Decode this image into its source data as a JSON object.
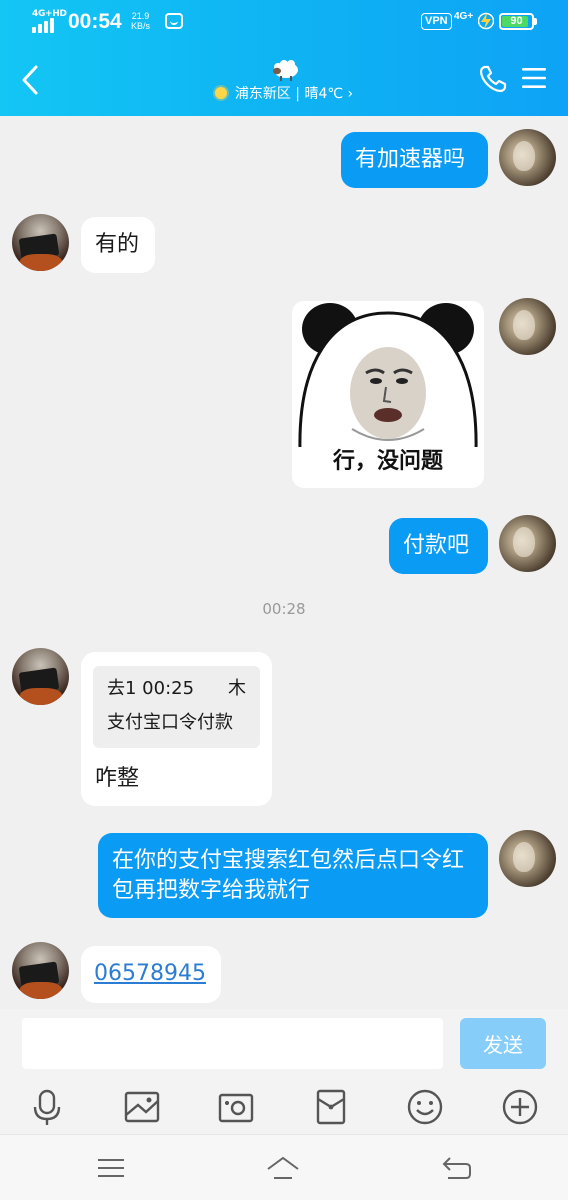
{
  "status_bar": {
    "network_tag": "4G+HD",
    "time": "00:54",
    "speed_value": "21.9",
    "speed_unit": "KB/s",
    "vpn": "VPN",
    "net_type": "4G+",
    "battery": "90"
  },
  "nav": {
    "location": "浦东新区 | 晴4℃ ›"
  },
  "messages": {
    "m1": "有加速器吗",
    "m2": "有的",
    "sticker_caption": "行，没问题",
    "m3": "付款吧",
    "timestamp": "00:28",
    "quote_head": "去1 00:25",
    "quote_pin": "⽊",
    "quote_text": "支付宝口令付款",
    "reply": "咋整",
    "m4": "在你的支付宝搜索红包然后点口令红包再把数字给我就行",
    "m5": "06578945"
  },
  "input": {
    "placeholder": "",
    "value": "",
    "send_label": "发送"
  },
  "toolbar_icons": [
    "microphone-icon",
    "image-icon",
    "camera-icon",
    "red-packet-icon",
    "emoji-icon",
    "plus-icon"
  ],
  "system_nav_icons": [
    "menu-icon",
    "home-icon",
    "back-icon"
  ],
  "colors": {
    "header_gradient_start": "#13c6f4",
    "header_gradient_end": "#0ea3f6",
    "outgoing_bubble": "#0a9bf5",
    "incoming_bubble": "#ffffff",
    "chat_background": "#f0f0f0",
    "send_button": "#86cdf9",
    "link": "#2b7cd3"
  }
}
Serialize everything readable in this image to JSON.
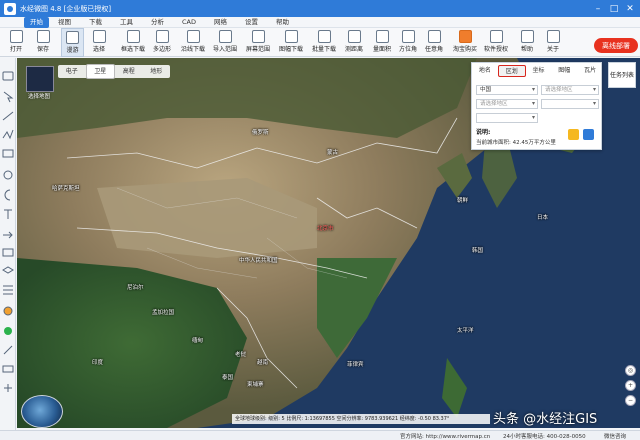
{
  "app": {
    "title": "水经微图 4.8 [企业版已授权]"
  },
  "menu": [
    "开始",
    "视图",
    "下载",
    "工具",
    "分析",
    "CAD",
    "网络",
    "设置",
    "帮助"
  ],
  "toolbar": {
    "items": [
      "打开",
      "保存",
      "漫游",
      "选择",
      "框选下载",
      "多边形",
      "沿线下载",
      "导入范围",
      "屏幕范围",
      "图幅下载",
      "批量下载",
      "测距离",
      "量面积",
      "方位角",
      "任意角",
      "淘宝购买",
      "软件授权",
      "帮助",
      "关于"
    ],
    "offline_label": "离线部署"
  },
  "map": {
    "types": [
      "电子",
      "卫星",
      "高程",
      "地形"
    ],
    "active_type": "卫星",
    "thumbnail_label": "选择地图",
    "task_list_label": "任务列表",
    "labels": [
      "中华人民共和国",
      "北京市",
      "蒙古",
      "日本",
      "朝鲜",
      "韩国",
      "印度",
      "缅甸",
      "越南",
      "泰国",
      "老挝",
      "菲律宾",
      "太平洋",
      "俄罗斯",
      "哈萨克斯坦",
      "尼泊尔",
      "孟加拉国",
      "柬埔寨"
    ]
  },
  "panel": {
    "tabs": [
      "地名",
      "区划",
      "坐标",
      "图幅",
      "瓦片"
    ],
    "active_tab": "区划",
    "country_value": "中国",
    "province_placeholder": "请选择地区",
    "city_placeholder": "请选择地区",
    "note_title": "说明:",
    "area_text": "当前城市面积: 42.45万平方公里"
  },
  "coords": {
    "text": "全球地球级别: 级别: 5  比例尺: 1:13697855  空间分辨率: 9783.939621  经纬度: -0.50  83.37°"
  },
  "watermark": "头条 @水经注GIS",
  "status": {
    "website": "官方网站: http://www.rivermap.cn",
    "hotline": "24小时客服电话: 400-028-0050",
    "wechat": "微信咨询"
  },
  "colors": {
    "title_bar": "#2f7bd8",
    "offline_button": "#e8321f",
    "active_tab_border": "#d8261d"
  }
}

■ ■ ■

__GOAL__: Which lines contain the word "JSON"? Return each of them.

__TASK SOLUTION__:
Decode this image into its source data as a JSON object.
Serialize everything readable in this image to JSON.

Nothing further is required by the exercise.